Set exercise: Count the lines below that contain the string "swatch", with case treated as significant. Give only the number.

Listings of box coordinates
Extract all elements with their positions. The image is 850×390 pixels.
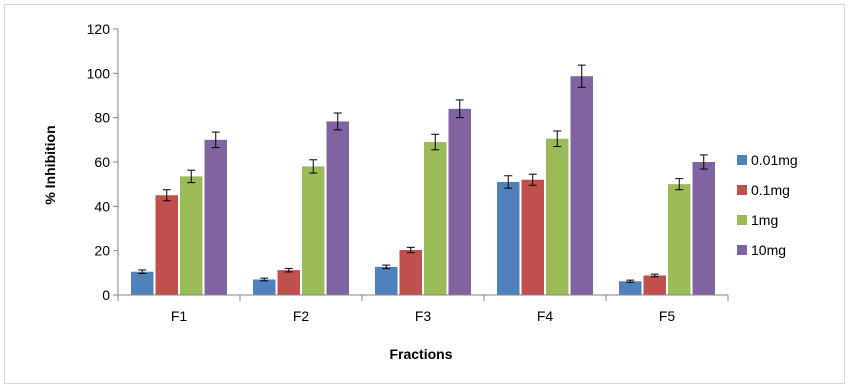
bar-f3-0.1mg [399,250,422,295]
bar-f3-10mg [448,108,471,295]
legend-swatch [737,185,747,195]
bar-f2-0.1mg [277,270,300,295]
bar-f5-0.01mg [619,281,642,295]
axes [117,29,728,296]
y-tick-label: 20 [94,243,110,259]
x-tick-label: F1 [171,308,188,324]
y-tick-label: 80 [94,110,110,126]
y-axis-ticks: 0 20 40 60 80 100 120 [87,21,118,303]
bar-f4-10mg [570,76,593,295]
x-axis-ticks: F1 F2 F3 F4 F5 [117,295,729,324]
chart-frame: 0 20 40 60 80 100 120 F1 F2 F3 F4 F5 % Inhibition … [4,4,845,384]
bar-f2-1mg [302,166,325,295]
legend-swatch [737,155,747,165]
x-tick-label: F3 [415,308,432,324]
bar-f1-1mg [180,176,203,295]
bar-f4-0.1mg [521,179,544,295]
bar-f1-0.1mg [155,195,178,295]
x-axis-title: Fractions [389,346,452,362]
y-tick-label: 60 [94,154,110,170]
legend-label: 0.1mg [751,182,790,198]
x-tick-label: F4 [537,308,554,324]
legend-swatch [737,215,747,225]
legend: 0.01mg 0.1mg 1mg 10mg [737,152,798,258]
bar-f5-1mg [668,184,691,295]
legend-swatch [737,245,747,255]
bar-f5-0.1mg [643,275,666,295]
y-axis-title: % Inhibition [42,125,58,204]
bar-f1-0.01mg [131,271,154,295]
legend-label: 1mg [751,212,778,228]
x-tick-label: F5 [659,308,676,324]
legend-label: 10mg [751,242,786,258]
bar-f2-0.01mg [253,279,276,295]
legend-label: 0.01mg [751,152,798,168]
bar-f3-1mg [424,142,447,295]
bar-f3-0.01mg [375,266,398,295]
y-tick-label: 40 [94,198,110,214]
y-tick-label: 0 [102,287,110,303]
bar-f4-0.01mg [497,181,520,295]
bar-f5-10mg [692,162,715,295]
bar-f4-1mg [546,138,569,295]
y-tick-label: 120 [87,21,111,37]
bar-f1-10mg [204,139,227,295]
bar-f2-10mg [326,121,349,295]
bars [131,64,715,295]
x-tick-label: F2 [293,308,310,324]
y-tick-label: 100 [87,65,111,81]
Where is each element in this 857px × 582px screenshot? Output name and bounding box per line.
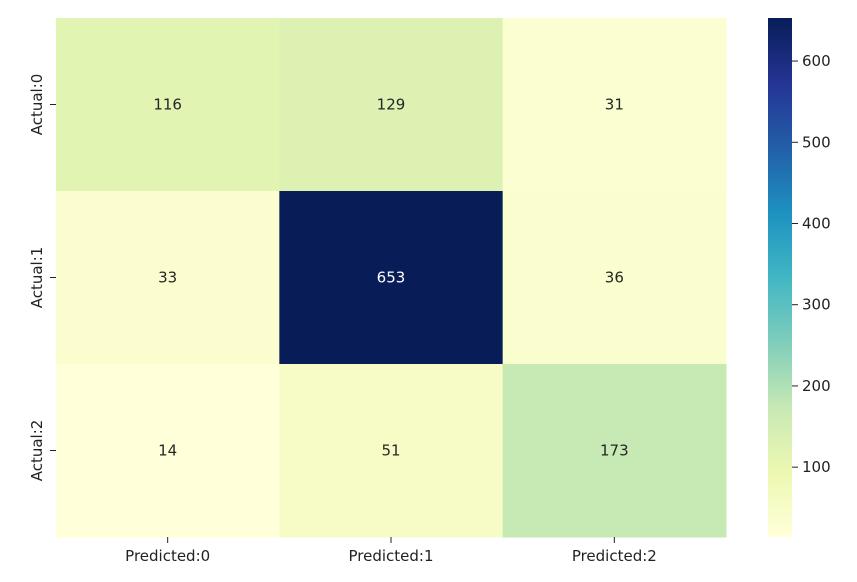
heatmap-cell — [502, 364, 727, 538]
heatmap-cell — [279, 364, 504, 538]
colorbar — [768, 18, 792, 537]
cell-value-label: 14 — [158, 442, 177, 460]
y-tick-label: Actual:0 — [28, 74, 46, 136]
x-tick-label: Predicted:1 — [348, 547, 433, 565]
colorbar-tick-label: 600 — [802, 52, 831, 70]
heatmap-cells — [56, 18, 727, 538]
cell-value-label: 116 — [153, 96, 182, 114]
cell-value-label: 129 — [377, 96, 406, 114]
heatmap-cell — [502, 191, 727, 365]
x-tick-label: Predicted:0 — [125, 547, 210, 565]
colorbar-tick-label: 400 — [802, 214, 831, 232]
colorbar-axis: 100 200 300 400 500 600 — [792, 52, 831, 476]
heatmap-cell — [279, 18, 504, 192]
heatmap-annotations: 116 129 31 33 653 36 14 51 173 — [153, 96, 628, 460]
x-axis: Predicted:0 Predicted:1 Predicted:2 — [125, 537, 657, 565]
colorbar-tick-label: 500 — [802, 133, 831, 151]
colorbar-tick-label: 300 — [802, 296, 831, 314]
colorbar-tick-label: 100 — [802, 458, 831, 476]
cell-value-label: 36 — [605, 269, 624, 287]
x-tick-label: Predicted:2 — [572, 547, 657, 565]
cell-value-label: 51 — [381, 442, 400, 460]
cell-value-label: 653 — [377, 269, 406, 287]
heatmap-cell — [279, 191, 504, 365]
y-axis: Actual:0 Actual:1 Actual:2 — [28, 74, 56, 482]
y-tick-label: Actual:1 — [28, 247, 46, 309]
heatmap-cell — [56, 191, 280, 365]
y-tick-label: Actual:2 — [28, 420, 46, 482]
heatmap-cell — [502, 18, 727, 192]
cell-value-label: 31 — [605, 96, 624, 114]
cell-value-label: 173 — [600, 442, 629, 460]
colorbar-tick-label: 200 — [802, 377, 831, 395]
heatmap-cell — [56, 18, 280, 192]
heatmap-cell — [56, 364, 280, 538]
cell-value-label: 33 — [158, 269, 177, 287]
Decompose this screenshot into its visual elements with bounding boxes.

Result: 4